## To do
Present every line in which the string "JSON" appears.

--- START Supplied records ---

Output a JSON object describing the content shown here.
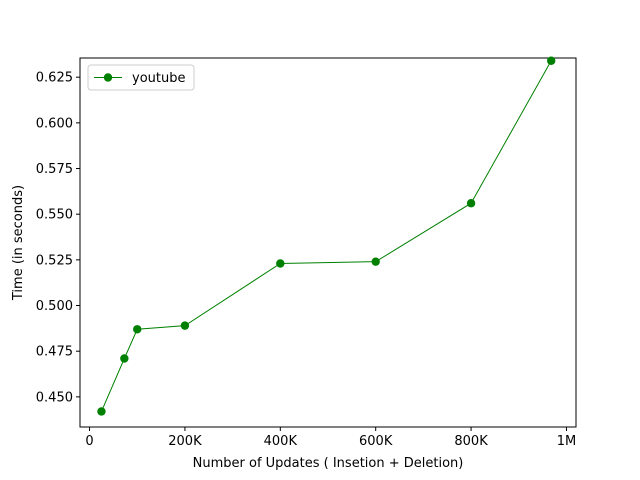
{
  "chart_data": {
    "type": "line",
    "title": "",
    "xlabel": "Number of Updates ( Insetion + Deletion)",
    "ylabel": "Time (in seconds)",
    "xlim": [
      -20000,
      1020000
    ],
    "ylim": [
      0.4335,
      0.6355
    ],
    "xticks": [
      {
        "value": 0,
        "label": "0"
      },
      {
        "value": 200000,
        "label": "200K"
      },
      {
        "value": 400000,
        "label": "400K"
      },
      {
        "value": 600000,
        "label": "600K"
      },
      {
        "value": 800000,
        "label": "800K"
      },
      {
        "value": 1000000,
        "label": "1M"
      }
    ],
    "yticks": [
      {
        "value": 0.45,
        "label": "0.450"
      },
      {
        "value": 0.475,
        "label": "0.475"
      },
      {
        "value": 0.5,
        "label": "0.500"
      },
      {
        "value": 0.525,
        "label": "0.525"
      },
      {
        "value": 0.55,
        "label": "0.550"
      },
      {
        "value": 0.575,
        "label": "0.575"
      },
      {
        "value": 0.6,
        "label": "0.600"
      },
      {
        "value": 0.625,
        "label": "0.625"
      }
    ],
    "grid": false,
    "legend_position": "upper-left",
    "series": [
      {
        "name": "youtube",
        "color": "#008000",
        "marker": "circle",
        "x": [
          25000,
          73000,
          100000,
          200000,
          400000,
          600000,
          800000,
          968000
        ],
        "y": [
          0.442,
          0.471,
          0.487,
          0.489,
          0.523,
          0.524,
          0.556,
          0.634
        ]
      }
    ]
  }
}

--- END Supplied records ---
--- START Supplied records ---

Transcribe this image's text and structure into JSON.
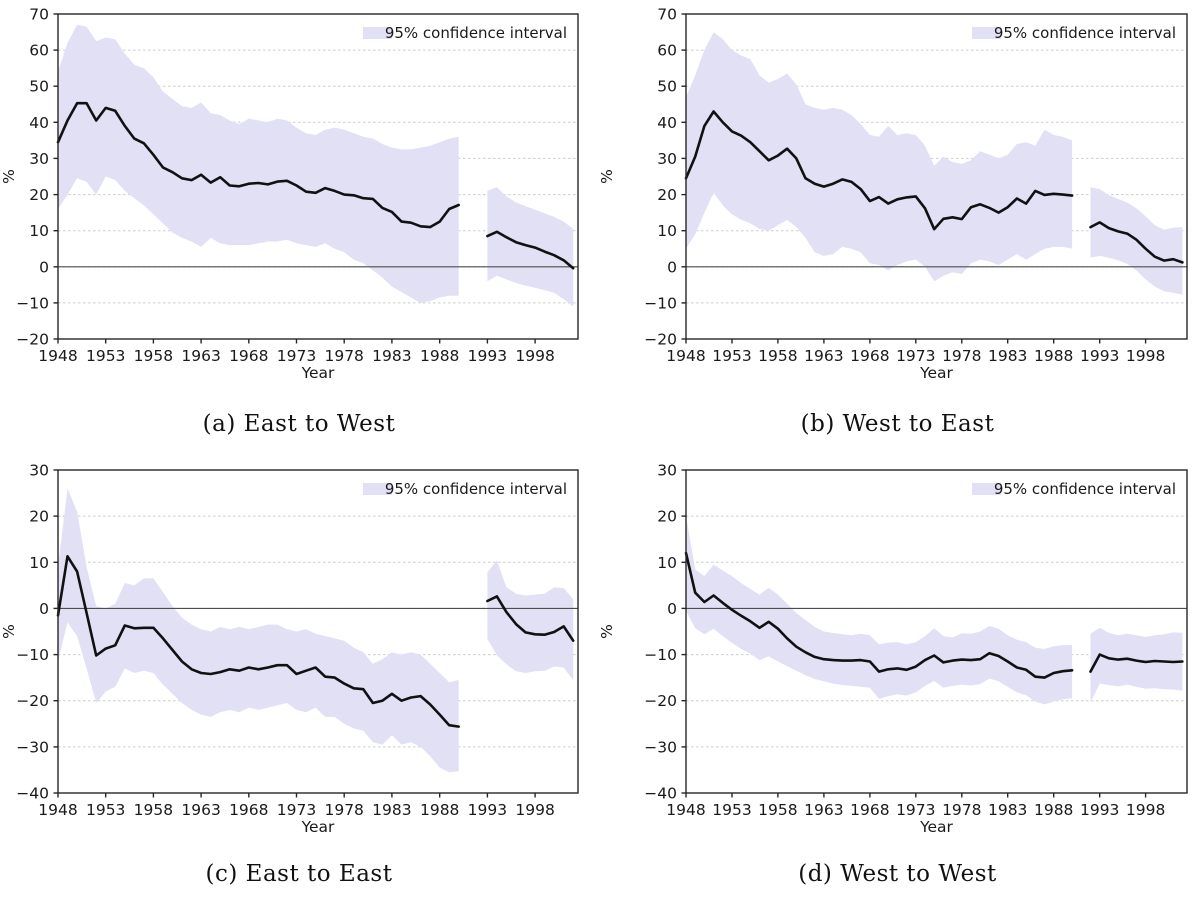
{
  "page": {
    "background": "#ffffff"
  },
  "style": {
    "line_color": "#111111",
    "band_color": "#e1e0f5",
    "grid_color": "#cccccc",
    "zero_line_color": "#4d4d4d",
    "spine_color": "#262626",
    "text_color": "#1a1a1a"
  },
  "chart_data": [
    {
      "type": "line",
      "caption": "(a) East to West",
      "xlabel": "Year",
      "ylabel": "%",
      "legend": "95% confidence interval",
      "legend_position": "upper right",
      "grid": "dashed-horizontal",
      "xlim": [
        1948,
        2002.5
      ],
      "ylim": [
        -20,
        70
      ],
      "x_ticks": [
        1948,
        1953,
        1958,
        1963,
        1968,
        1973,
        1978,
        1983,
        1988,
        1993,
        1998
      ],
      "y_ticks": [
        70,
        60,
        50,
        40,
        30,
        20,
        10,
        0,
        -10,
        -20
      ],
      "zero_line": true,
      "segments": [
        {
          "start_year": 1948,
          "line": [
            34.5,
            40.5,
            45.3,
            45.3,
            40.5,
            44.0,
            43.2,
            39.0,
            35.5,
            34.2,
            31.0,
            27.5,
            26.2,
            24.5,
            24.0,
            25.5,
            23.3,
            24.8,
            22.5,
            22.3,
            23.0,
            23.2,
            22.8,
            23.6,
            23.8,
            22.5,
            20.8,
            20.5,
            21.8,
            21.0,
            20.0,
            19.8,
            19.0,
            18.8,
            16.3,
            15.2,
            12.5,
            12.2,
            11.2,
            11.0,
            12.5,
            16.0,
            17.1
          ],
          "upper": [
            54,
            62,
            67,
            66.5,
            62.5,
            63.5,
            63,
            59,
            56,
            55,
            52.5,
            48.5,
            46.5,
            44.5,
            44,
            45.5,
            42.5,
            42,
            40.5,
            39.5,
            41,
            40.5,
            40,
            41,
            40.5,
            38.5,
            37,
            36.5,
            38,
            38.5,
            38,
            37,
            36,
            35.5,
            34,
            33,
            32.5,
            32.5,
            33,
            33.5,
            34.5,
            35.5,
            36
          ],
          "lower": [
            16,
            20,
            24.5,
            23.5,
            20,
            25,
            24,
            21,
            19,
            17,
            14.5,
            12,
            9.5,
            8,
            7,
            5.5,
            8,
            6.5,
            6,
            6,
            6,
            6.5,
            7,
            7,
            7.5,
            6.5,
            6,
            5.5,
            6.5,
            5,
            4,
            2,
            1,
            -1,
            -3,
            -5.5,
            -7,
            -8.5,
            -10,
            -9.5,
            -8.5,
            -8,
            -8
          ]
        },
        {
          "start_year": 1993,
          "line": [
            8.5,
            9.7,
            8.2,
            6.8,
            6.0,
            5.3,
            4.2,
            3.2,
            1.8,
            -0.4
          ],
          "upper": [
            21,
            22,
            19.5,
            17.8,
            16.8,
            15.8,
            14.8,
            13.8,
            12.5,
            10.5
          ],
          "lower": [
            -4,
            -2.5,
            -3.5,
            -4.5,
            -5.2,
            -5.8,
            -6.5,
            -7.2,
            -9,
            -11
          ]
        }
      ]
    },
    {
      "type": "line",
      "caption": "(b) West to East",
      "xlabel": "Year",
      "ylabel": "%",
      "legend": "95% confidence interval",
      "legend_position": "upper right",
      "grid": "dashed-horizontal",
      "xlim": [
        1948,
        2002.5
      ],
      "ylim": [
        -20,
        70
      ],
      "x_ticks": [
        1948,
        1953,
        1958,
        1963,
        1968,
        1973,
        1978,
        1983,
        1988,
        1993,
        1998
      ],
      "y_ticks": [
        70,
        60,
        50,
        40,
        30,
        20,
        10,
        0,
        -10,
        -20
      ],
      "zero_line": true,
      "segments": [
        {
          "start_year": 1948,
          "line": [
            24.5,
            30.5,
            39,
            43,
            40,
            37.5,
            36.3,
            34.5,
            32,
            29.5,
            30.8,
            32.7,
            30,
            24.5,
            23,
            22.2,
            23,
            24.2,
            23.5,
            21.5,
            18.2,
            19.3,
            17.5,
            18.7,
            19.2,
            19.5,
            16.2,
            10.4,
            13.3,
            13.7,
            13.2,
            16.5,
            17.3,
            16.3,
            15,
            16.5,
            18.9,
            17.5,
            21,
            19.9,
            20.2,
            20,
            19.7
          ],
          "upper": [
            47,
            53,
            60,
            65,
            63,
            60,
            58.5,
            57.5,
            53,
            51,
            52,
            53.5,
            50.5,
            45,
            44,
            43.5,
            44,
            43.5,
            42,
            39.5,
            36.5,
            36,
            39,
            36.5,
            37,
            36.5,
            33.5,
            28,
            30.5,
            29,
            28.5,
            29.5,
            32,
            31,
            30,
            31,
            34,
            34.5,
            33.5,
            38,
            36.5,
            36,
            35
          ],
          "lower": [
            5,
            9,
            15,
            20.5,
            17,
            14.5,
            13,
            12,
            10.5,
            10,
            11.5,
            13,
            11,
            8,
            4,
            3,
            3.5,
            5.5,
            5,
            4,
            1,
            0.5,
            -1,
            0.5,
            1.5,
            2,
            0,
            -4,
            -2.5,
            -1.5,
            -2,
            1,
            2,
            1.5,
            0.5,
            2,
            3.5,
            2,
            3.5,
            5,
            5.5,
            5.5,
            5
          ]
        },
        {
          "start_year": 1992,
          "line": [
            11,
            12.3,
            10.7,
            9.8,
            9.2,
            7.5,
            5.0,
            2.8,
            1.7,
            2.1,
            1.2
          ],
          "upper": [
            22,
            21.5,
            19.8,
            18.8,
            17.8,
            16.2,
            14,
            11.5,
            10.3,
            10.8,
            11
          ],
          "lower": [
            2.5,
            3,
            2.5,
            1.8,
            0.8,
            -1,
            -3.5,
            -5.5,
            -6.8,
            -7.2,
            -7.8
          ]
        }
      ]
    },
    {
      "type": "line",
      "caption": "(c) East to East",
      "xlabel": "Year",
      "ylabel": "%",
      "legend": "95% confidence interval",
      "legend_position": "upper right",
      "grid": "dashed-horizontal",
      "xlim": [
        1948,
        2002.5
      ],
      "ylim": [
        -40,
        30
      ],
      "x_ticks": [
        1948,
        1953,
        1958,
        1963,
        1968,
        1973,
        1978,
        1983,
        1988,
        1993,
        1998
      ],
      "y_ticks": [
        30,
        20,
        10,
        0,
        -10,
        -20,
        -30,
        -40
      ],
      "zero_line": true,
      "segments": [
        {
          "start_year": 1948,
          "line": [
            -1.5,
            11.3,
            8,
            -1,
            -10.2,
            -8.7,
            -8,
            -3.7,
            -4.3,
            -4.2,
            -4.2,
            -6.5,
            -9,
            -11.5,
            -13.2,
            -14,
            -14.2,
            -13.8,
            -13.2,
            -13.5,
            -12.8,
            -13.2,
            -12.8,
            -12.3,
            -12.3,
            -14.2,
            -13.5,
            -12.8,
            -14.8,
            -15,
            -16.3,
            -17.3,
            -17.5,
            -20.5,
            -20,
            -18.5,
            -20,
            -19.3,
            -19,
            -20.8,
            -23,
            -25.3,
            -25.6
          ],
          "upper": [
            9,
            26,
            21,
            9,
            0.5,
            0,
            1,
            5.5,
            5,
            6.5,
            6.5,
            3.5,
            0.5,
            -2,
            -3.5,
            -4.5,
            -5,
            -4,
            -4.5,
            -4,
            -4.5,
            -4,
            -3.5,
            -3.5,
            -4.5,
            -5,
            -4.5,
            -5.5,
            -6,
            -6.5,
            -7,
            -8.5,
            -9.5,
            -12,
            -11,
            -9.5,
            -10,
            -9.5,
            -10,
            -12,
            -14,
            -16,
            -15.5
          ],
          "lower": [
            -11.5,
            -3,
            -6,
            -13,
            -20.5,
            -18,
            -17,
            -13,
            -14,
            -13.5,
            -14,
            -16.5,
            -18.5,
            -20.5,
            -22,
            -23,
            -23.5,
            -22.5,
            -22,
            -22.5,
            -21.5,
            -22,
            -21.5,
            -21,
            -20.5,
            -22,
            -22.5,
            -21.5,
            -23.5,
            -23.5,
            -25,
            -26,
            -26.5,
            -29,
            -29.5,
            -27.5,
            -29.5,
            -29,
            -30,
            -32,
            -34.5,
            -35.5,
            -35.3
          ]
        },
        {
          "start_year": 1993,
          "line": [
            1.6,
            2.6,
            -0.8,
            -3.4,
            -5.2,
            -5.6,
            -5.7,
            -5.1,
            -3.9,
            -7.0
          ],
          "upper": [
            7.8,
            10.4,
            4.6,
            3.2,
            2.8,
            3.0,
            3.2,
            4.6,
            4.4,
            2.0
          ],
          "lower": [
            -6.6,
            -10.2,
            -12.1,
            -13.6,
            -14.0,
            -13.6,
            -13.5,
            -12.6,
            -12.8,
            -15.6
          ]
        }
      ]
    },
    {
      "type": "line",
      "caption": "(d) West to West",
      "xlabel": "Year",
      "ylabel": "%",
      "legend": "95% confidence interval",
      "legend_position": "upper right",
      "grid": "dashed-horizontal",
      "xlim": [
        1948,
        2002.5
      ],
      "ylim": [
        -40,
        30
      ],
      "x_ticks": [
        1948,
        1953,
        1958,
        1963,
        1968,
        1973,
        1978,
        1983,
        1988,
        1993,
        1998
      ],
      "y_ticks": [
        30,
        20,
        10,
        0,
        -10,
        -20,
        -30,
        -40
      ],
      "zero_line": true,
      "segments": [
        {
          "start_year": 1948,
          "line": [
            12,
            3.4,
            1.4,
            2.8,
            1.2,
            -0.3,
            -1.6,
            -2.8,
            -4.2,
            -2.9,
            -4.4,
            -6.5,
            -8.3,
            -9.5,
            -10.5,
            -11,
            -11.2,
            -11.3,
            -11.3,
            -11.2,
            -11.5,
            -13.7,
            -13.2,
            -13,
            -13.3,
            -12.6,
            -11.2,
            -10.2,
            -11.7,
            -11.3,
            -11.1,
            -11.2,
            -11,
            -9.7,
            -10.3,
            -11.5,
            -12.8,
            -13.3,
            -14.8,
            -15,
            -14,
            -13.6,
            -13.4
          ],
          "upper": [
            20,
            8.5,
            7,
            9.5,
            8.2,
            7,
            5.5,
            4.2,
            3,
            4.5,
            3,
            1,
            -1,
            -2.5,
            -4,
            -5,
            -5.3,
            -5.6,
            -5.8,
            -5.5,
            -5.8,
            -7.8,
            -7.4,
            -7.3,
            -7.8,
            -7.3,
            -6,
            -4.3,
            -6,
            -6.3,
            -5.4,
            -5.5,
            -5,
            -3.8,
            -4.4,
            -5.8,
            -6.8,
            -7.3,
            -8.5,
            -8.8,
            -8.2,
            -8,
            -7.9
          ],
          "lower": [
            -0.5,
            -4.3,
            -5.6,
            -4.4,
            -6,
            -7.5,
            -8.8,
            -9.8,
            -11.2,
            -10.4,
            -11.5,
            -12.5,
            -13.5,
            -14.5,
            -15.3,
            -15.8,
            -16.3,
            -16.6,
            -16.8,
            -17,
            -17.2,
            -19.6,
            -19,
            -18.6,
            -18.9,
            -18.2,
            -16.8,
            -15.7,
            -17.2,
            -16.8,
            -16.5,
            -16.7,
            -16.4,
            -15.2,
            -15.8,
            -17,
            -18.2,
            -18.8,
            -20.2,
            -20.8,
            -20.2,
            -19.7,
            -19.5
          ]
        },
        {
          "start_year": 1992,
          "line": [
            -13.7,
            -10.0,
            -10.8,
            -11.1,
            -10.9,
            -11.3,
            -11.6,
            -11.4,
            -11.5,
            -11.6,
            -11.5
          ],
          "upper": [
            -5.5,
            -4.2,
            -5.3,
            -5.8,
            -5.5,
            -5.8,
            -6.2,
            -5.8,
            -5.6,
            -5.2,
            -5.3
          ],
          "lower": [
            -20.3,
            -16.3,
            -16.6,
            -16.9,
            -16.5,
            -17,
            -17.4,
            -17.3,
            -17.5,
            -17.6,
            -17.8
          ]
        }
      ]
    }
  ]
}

--- END Supplied records ---

## Solution to this exercise
Output a JSON object describing the content shown here.
Transcribe this image's text and structure into JSON.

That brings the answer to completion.